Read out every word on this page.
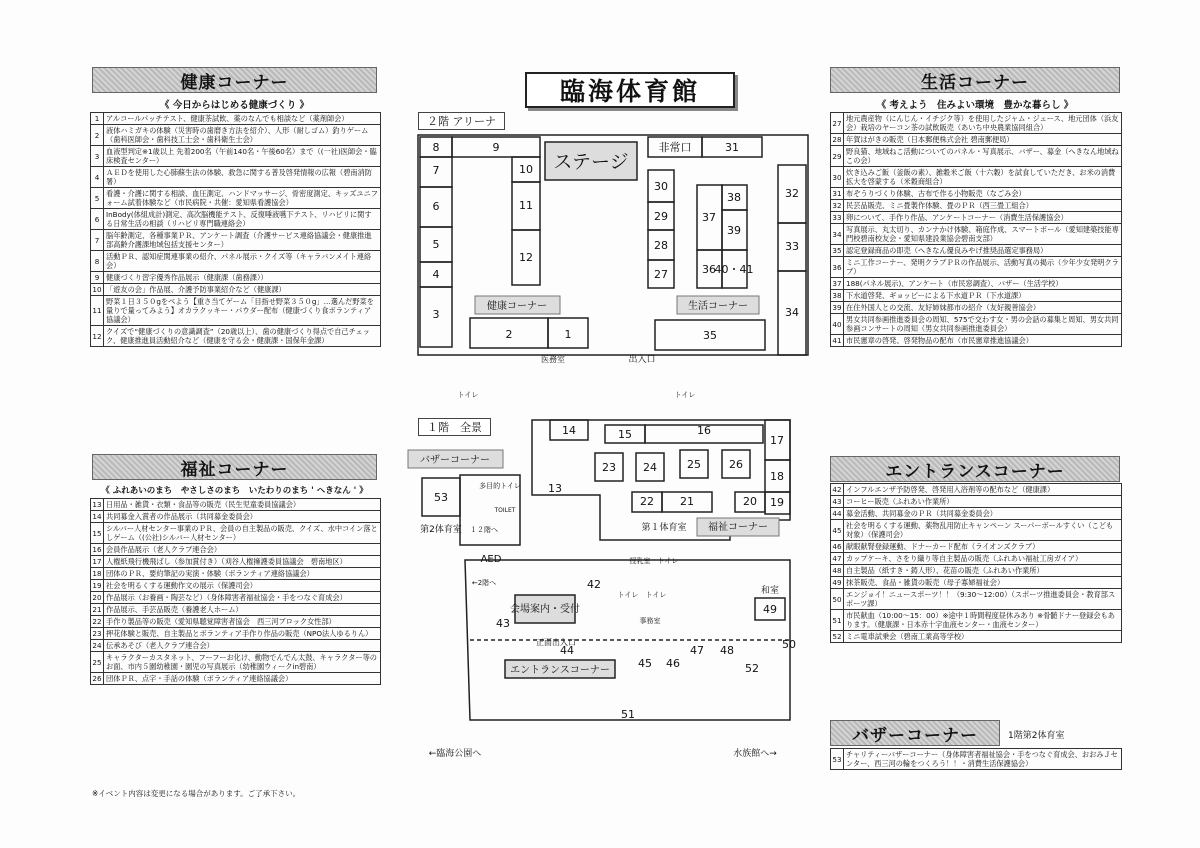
健康コーナー
《 今日からはじめる健康づくり 》
1	アルコールパッチテスト、健康茶試飲、薬のなんでも相談など（薬剤師会）
2	液体ハミガキの体験（災害時の歯磨き方法を紹介）、人形（耐しゴム）釣りゲーム（歯科医師会・歯科技工士会・歯科衛生士会）
3	血液型判定※1歳以上 先着200名（午前140名・午後60名）まで（(一社)医師会・臨床検査センター）
4	ＡＥＤを使用した心肺蘇生法の体験、救急に関する普及啓発情報の広報（碧南消防署）
5	看護・介護に関する相談、血圧測定、ハンドマッサージ、骨密度測定、キッズユニフォーム試着体験など（市民病院・共催：愛知県看護協会）
6	InBody(体組成計)測定、高次脳機能テスト、反復唾液嚥下テスト、リハビリに関する日常生活の相談（リハビリ専門職連絡会）
7	脳年齢測定、各種事業ＰＲ、アンケート調査（介護サービス連絡協議会・健康推進部高齢介護課地域包括支援センター）
8	活動ＰＲ、認知症関連事業の紹介、パネル展示・クイズ等（キャラバンメイト連絡会）
9	健康づくり習字優秀作品展示（健康課（歯務課））
10	「遊友の会」作品展、介護予防事業紹介など（健康課）
11	野菜１日３５０gをべよう【重さ当てゲーム「目指せ野菜３５０g」…選んだ野菜を量りで量ってみよう】オカラクッキー・パウダー配布（健康づくり食ボランティア協議会）
12	クイズで“健康づくりの意識調査”（20歳以上）、歯の健康づくり得点で自己チェック、健康推進員活動紹介など（健康を守る会・健康課・国保年金課）
福祉コーナー
《 ふれあいのまち　やさしさのまち　いたわりのまち ' へきなん ' 》
13	日用品・雑貨・衣類・食品等の販売（民生児童委員協議会）
14	共同募金入賞者の作品展示（共同募金委員会）
15	シルバー人材センター事業のＰＲ、会員の自主製品の販売、クイズ、水中コイン落としゲーム（(公社)シルバー人材センター）
16	会員作品展示（老人クラブ連合会）
17	人権紙飛行機飛ばし（参加賞付き）（刈谷人権擁護委員協議会　碧南地区）
18	団体のＰＲ、要約筆記の実演・体験（ボランティア連絡協議会）
19	社会を明るくする運動作文の展示（保護司会）
20	作品展示（お養画・陶芸など）（身体障害者福祉協会・手をつなぐ育成会）
21	作品展示、手芸品販売（養護老人ホーム）
22	手作り製品等の販売（愛知県聴覚障害者協会　西三河ブロック女性部）
23	押花体験と販売、自主製品とボランティア手作り作品の販売（NPO法人ゆるりん）
24	伝承あそび（老人クラブ連合会）
25	キャラクターカスタネット、フーフーお化け、動物でんでん太鼓、キャラクター等のお面、市内５園幼稚園・園児の写真展示（幼稚園ウィークin碧南）
26	団体ＰＲ、点字・手話の体験（ボランティア連絡協議会）
※イベント内容は変更になる場合があります。ご了承下さい。
臨海体育館
２階 アリーナ
１階　全景
1
2
3
4
5
6
7
8	9
10
11
12
27
28
29
30
31
32
33
34
35
36
37
38
39
40・41
13
14	15	16
17
18
19
20
21
22
23 24	25	26
42
43
44
45 46
47 48
49
50
51
52
53
ステージ
非常口
健康コーナー	生活コーナー
医務室	出入口
トイレ	トイレ
バザーコーナー
第2体育室	第１体育室 福祉コーナー
多目的トイレ
TOILET
１２階へ
AED
←2階へ
授乳室 トイレ
トイレ トイレ
会場案内・受付
事務室
正面出入口
エントランスコーナー
和室
←臨海公園へ	水族館へ→
生活コーナー
《 考えよう　住みよい環境　豊かな暮らし 》
27	地元農産物（にんじん・イチジク等）を使用したジャム・ジュース、地元団体（浜友会）栽培のヤーコン茶の試飲販売（あいち中央農業協同組合）
28	年賀はがきの販売（日本郵便株式会社 碧南郵便局）
29	野良猫、地域ねこ活動についてのパネル・写真展示、バザー、募金（へきなん地域ねこの会）
30	炊き込みご飯（釜飯の素）、雑穀米ご飯（十六穀）を試食していただき、お米の消費拡大を啓蒙する（米穀商組合）
31	布ぞうりづくり体験、古布で作る小物販売（なごみ会）
32	民芸品販売、ミニ畳製作体験、畳のＰＲ（西三畳工組合）
33	卵について、手作り作品、アンケートコーナー（消費生活保護協会）
34	写真展示、丸太切り、カンナかけ体験、箱庭作成、スマートボール（愛知建築技能専門校碧南校友会・愛知県建設業協会碧南支部）
35	認定登録商品の即売（へきなん優良みやげ推奨品選定事務局）
36	ミニ工作コーナー、発明クラブＰＲの作品展示、活動写真の掲示（少年少女発明クラブ）
37	188(パネル展示)、アンケート（市民窓調査）、バザー（生活学校）
38	下水道啓発、ギョッピーによる下水道ＰＲ（下水道課）
39	在住外国人との交流、友好姉妹都市の紹介（友好親善協会）
40	男女共同参画推進委員会の周知、575で交わす女・男の会話の募集と周知、男女共同参画コンサートの周知（男女共同参画推進委員会）
41	市民憲章の啓発、啓発物品の配布（市民憲章推進協議会）
エントランスコーナー
42	インフルエンザ予防啓発、啓発用入浴剤等の配布など（健康課）
43	コーヒー販売（ふれあい作業所）
44	募金活動、共同募金のＰＲ（共同募金委員会）
45	社会を明るくする運動、薬物乱用防止キャンペーン スーパーボールすくい（こども対象）（保護司会）
46	献眼献腎登録運動、ドナーカード配布（ライオンズクラブ）
47	カップケーキ、さをり織り等自主製品の販売（ふれあい福祉工房ガイア）
48	自主製品（紙すき・鋳人形）、花苗の販売（ふれあい作業所）
49	抹茶販売、食品・雑貨の販売（母子寡婦福祉会）
50	エンジョイ！ニュースポーツ！！（9:30～12:00）（スポーツ推進委員会・教育部スポーツ課）
51	市民献血（10:00～15：00）※途中１時間程度昼休みあり ※骨髄ドナー登録会もあります。（健康課・日本赤十字血液センター・血液センター）
52	ミニ電車試乗会（碧南工業高等学校）
バザーコーナー	1階第2体育室
53	チャリティーバザーコーナー（身体障害者福祉協会・手をつなぐ育成会、おおみＪセンター、西三河の輪をつくろう！！・消費生活保護協会）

════════

#### WHAT IS NEEDED
Pick out the lines above that hold the string "手をつなぐ育成会" and show them.

#### RESULT FOR THIS TASK
20	作品展示（お養画・陶芸など）（身体障害者福祉協会・手をつなぐ育成会）
53	チャリティーバザーコーナー（身体障害者福祉協会・手をつなぐ育成会、おおみＪセンター、西三河の輪をつくろう！！・消費生活保護協会）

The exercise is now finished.